- **REQUEST**
Retype all of the entries word for word.

- **RECORD EXTRACTS**
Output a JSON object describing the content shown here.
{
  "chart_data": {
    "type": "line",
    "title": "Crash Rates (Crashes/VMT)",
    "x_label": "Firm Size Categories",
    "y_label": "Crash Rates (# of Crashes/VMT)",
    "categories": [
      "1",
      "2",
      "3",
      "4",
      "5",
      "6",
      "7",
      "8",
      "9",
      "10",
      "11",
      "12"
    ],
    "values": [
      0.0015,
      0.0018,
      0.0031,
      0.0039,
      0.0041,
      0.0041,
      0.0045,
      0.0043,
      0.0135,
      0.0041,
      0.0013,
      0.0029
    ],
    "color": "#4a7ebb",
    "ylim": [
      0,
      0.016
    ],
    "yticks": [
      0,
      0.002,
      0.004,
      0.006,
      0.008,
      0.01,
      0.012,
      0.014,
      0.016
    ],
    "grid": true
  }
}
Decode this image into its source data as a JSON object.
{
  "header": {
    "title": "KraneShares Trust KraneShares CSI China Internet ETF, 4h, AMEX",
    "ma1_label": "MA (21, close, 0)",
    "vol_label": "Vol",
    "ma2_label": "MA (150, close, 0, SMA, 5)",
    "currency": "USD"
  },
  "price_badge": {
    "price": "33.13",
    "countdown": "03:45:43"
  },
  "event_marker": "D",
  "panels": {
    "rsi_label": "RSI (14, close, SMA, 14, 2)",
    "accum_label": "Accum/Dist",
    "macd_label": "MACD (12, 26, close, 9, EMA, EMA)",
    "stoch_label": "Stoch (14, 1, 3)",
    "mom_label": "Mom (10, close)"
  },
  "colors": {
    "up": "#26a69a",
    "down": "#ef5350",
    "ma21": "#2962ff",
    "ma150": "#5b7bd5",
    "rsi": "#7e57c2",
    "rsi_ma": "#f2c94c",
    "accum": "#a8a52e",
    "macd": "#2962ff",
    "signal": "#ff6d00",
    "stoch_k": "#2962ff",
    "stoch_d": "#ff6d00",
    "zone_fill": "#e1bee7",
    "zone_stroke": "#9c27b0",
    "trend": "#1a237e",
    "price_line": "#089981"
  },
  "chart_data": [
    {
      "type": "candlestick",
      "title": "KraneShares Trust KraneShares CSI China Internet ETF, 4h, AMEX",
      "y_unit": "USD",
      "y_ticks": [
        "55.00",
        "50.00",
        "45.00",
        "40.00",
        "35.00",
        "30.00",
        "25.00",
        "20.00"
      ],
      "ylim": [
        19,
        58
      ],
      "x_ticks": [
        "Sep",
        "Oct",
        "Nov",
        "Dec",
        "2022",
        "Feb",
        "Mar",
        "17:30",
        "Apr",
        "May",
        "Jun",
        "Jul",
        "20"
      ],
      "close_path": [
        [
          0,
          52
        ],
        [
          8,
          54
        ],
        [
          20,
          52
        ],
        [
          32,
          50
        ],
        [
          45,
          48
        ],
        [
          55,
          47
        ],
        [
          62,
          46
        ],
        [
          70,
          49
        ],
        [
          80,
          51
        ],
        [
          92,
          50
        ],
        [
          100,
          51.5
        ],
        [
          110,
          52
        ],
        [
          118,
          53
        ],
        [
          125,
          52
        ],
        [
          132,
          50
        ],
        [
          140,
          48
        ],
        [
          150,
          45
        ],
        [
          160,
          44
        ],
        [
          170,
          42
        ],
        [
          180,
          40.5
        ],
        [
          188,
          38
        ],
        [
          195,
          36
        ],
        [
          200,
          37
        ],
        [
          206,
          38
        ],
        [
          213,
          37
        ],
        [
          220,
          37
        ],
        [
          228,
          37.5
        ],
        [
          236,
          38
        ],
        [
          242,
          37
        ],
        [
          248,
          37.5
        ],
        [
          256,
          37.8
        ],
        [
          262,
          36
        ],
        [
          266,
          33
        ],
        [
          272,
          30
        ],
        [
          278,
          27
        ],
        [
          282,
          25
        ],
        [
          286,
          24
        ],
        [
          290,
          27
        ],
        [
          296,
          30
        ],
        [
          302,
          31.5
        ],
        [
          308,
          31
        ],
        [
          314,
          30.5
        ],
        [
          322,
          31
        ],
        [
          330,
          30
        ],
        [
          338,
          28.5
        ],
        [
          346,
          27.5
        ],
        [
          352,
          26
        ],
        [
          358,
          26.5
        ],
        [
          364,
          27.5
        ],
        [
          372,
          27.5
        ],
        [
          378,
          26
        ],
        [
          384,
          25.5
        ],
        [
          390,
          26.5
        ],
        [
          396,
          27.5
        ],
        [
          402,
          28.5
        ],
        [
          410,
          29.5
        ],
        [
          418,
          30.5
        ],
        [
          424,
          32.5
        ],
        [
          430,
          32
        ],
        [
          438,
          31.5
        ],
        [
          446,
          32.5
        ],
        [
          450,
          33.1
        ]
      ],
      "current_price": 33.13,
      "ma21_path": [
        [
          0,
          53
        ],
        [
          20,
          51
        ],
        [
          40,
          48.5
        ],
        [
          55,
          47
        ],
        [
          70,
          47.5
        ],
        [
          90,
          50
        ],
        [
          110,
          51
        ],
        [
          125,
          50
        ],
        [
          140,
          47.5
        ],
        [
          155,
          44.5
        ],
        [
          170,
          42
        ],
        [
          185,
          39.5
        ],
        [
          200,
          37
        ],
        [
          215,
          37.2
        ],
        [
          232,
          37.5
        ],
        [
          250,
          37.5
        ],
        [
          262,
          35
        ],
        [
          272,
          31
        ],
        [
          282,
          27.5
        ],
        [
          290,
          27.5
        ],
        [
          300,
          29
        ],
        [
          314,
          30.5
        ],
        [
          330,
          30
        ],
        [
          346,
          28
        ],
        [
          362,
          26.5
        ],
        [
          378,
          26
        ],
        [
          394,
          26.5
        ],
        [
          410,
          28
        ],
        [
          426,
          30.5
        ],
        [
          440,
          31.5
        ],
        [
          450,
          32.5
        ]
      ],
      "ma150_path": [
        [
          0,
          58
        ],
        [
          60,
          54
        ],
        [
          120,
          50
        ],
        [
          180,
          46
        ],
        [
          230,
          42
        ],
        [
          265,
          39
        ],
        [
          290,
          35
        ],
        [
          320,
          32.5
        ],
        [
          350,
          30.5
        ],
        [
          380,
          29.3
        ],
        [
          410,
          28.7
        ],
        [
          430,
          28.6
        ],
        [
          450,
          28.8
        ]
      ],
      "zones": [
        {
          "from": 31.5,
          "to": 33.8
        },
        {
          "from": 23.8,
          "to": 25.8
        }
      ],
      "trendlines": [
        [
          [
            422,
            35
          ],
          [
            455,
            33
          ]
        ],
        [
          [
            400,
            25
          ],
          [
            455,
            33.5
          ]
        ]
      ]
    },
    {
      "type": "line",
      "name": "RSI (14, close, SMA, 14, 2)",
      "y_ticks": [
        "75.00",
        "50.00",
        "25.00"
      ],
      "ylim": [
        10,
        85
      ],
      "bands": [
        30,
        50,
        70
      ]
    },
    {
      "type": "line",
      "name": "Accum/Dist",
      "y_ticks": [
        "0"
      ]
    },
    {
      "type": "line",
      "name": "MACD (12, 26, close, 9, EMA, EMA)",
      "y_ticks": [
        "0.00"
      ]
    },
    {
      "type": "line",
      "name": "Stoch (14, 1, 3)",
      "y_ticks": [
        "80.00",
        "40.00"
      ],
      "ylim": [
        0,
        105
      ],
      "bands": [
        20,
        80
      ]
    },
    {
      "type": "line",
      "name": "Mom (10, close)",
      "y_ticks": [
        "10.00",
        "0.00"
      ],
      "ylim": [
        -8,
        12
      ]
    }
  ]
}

- **RESPONSE FOR THIS EXERCISE**
Output a JSON object describing the content shown here.
{
  "chart_data": {
    "type": "line",
    "title": "Crash Rates (Crashes/VMT)",
    "x_label": "Firm Size Categories",
    "y_label": "Crash Rates (# of Crashes/VMT)",
    "categories": [
      "1",
      "2",
      "3",
      "4",
      "5",
      "6",
      "7",
      "8",
      "9",
      "10",
      "11",
      "12"
    ],
    "values": [
      0.0015,
      0.0018,
      0.0031,
      0.0039,
      0.0041,
      0.0041,
      0.0045,
      0.0043,
      0.0135,
      0.0041,
      0.0013,
      0.0029
    ],
    "color": "#4a7ebb",
    "ylim": [
      0,
      0.016
    ],
    "yticks": [
      0,
      0.002,
      0.004,
      0.006,
      0.008,
      0.01,
      0.012,
      0.014,
      0.016
    ],
    "grid": true
  }
}
Decode this image into its source data as a JSON object.
{
  "header": {
    "title": "KraneShares Trust KraneShares CSI China Internet ETF, 4h, AMEX",
    "ma1_label": "MA (21, close, 0)",
    "vol_label": "Vol",
    "ma2_label": "MA (150, close, 0, SMA, 5)",
    "currency": "USD"
  },
  "price_badge": {
    "price": "33.13",
    "countdown": "03:45:43"
  },
  "event_marker": "D",
  "panels": {
    "rsi_label": "RSI (14, close, SMA, 14, 2)",
    "accum_label": "Accum/Dist",
    "macd_label": "MACD (12, 26, close, 9, EMA, EMA)",
    "stoch_label": "Stoch (14, 1, 3)",
    "mom_label": "Mom (10, close)"
  },
  "colors": {
    "up": "#26a69a",
    "down": "#ef5350",
    "ma21": "#2962ff",
    "ma150": "#5b7bd5",
    "rsi": "#7e57c2",
    "rsi_ma": "#f2c94c",
    "accum": "#a8a52e",
    "macd": "#2962ff",
    "signal": "#ff6d00",
    "stoch_k": "#2962ff",
    "stoch_d": "#ff6d00",
    "zone_fill": "#e1bee7",
    "zone_stroke": "#9c27b0",
    "trend": "#1a237e",
    "price_line": "#089981"
  },
  "chart_data": [
    {
      "type": "candlestick",
      "title": "KraneShares Trust KraneShares CSI China Internet ETF, 4h, AMEX",
      "y_unit": "USD",
      "y_ticks": [
        "55.00",
        "50.00",
        "45.00",
        "40.00",
        "35.00",
        "30.00",
        "25.00",
        "20.00"
      ],
      "ylim": [
        19,
        58
      ],
      "x_ticks": [
        "Sep",
        "Oct",
        "Nov",
        "Dec",
        "2022",
        "Feb",
        "Mar",
        "17:30",
        "Apr",
        "May",
        "Jun",
        "Jul",
        "20"
      ],
      "close_path": [
        [
          0,
          52
        ],
        [
          8,
          54
        ],
        [
          20,
          52
        ],
        [
          32,
          50
        ],
        [
          45,
          48
        ],
        [
          55,
          47
        ],
        [
          62,
          46
        ],
        [
          70,
          49
        ],
        [
          80,
          51
        ],
        [
          92,
          50
        ],
        [
          100,
          51.5
        ],
        [
          110,
          52
        ],
        [
          118,
          53
        ],
        [
          125,
          52
        ],
        [
          132,
          50
        ],
        [
          140,
          48
        ],
        [
          150,
          45
        ],
        [
          160,
          44
        ],
        [
          170,
          42
        ],
        [
          180,
          40.5
        ],
        [
          188,
          38
        ],
        [
          195,
          36
        ],
        [
          200,
          37
        ],
        [
          206,
          38
        ],
        [
          213,
          37
        ],
        [
          220,
          37
        ],
        [
          228,
          37.5
        ],
        [
          236,
          38
        ],
        [
          242,
          37
        ],
        [
          248,
          37.5
        ],
        [
          256,
          37.8
        ],
        [
          262,
          36
        ],
        [
          266,
          33
        ],
        [
          272,
          30
        ],
        [
          278,
          27
        ],
        [
          282,
          25
        ],
        [
          286,
          24
        ],
        [
          290,
          27
        ],
        [
          296,
          30
        ],
        [
          302,
          31.5
        ],
        [
          308,
          31
        ],
        [
          314,
          30.5
        ],
        [
          322,
          31
        ],
        [
          330,
          30
        ],
        [
          338,
          28.5
        ],
        [
          346,
          27.5
        ],
        [
          352,
          26
        ],
        [
          358,
          26.5
        ],
        [
          364,
          27.5
        ],
        [
          372,
          27.5
        ],
        [
          378,
          26
        ],
        [
          384,
          25.5
        ],
        [
          390,
          26.5
        ],
        [
          396,
          27.5
        ],
        [
          402,
          28.5
        ],
        [
          410,
          29.5
        ],
        [
          418,
          30.5
        ],
        [
          424,
          32.5
        ],
        [
          430,
          32
        ],
        [
          438,
          31.5
        ],
        [
          446,
          32.5
        ],
        [
          450,
          33.1
        ]
      ],
      "current_price": 33.13,
      "ma21_path": [
        [
          0,
          53
        ],
        [
          20,
          51
        ],
        [
          40,
          48.5
        ],
        [
          55,
          47
        ],
        [
          70,
          47.5
        ],
        [
          90,
          50
        ],
        [
          110,
          51
        ],
        [
          125,
          50
        ],
        [
          140,
          47.5
        ],
        [
          155,
          44.5
        ],
        [
          170,
          42
        ],
        [
          185,
          39.5
        ],
        [
          200,
          37
        ],
        [
          215,
          37.2
        ],
        [
          232,
          37.5
        ],
        [
          250,
          37.5
        ],
        [
          262,
          35
        ],
        [
          272,
          31
        ],
        [
          282,
          27.5
        ],
        [
          290,
          27.5
        ],
        [
          300,
          29
        ],
        [
          314,
          30.5
        ],
        [
          330,
          30
        ],
        [
          346,
          28
        ],
        [
          362,
          26.5
        ],
        [
          378,
          26
        ],
        [
          394,
          26.5
        ],
        [
          410,
          28
        ],
        [
          426,
          30.5
        ],
        [
          440,
          31.5
        ],
        [
          450,
          32.5
        ]
      ],
      "ma150_path": [
        [
          0,
          58
        ],
        [
          60,
          54
        ],
        [
          120,
          50
        ],
        [
          180,
          46
        ],
        [
          230,
          42
        ],
        [
          265,
          39
        ],
        [
          290,
          35
        ],
        [
          320,
          32.5
        ],
        [
          350,
          30.5
        ],
        [
          380,
          29.3
        ],
        [
          410,
          28.7
        ],
        [
          430,
          28.6
        ],
        [
          450,
          28.8
        ]
      ],
      "zones": [
        {
          "from": 31.5,
          "to": 33.8
        },
        {
          "from": 23.8,
          "to": 25.8
        }
      ],
      "trendlines": [
        [
          [
            422,
            35
          ],
          [
            455,
            33
          ]
        ],
        [
          [
            400,
            25
          ],
          [
            455,
            33.5
          ]
        ]
      ]
    },
    {
      "type": "line",
      "name": "RSI (14, close, SMA, 14, 2)",
      "y_ticks": [
        "75.00",
        "50.00",
        "25.00"
      ],
      "ylim": [
        10,
        85
      ],
      "bands": [
        30,
        50,
        70
      ]
    },
    {
      "type": "line",
      "name": "Accum/Dist",
      "y_ticks": [
        "0"
      ]
    },
    {
      "type": "line",
      "name": "MACD (12, 26, close, 9, EMA, EMA)",
      "y_ticks": [
        "0.00"
      ]
    },
    {
      "type": "line",
      "name": "Stoch (14, 1, 3)",
      "y_ticks": [
        "80.00",
        "40.00"
      ],
      "ylim": [
        0,
        105
      ],
      "bands": [
        20,
        80
      ]
    },
    {
      "type": "line",
      "name": "Mom (10, close)",
      "y_ticks": [
        "10.00",
        "0.00"
      ],
      "ylim": [
        -8,
        12
      ]
    }
  ]
}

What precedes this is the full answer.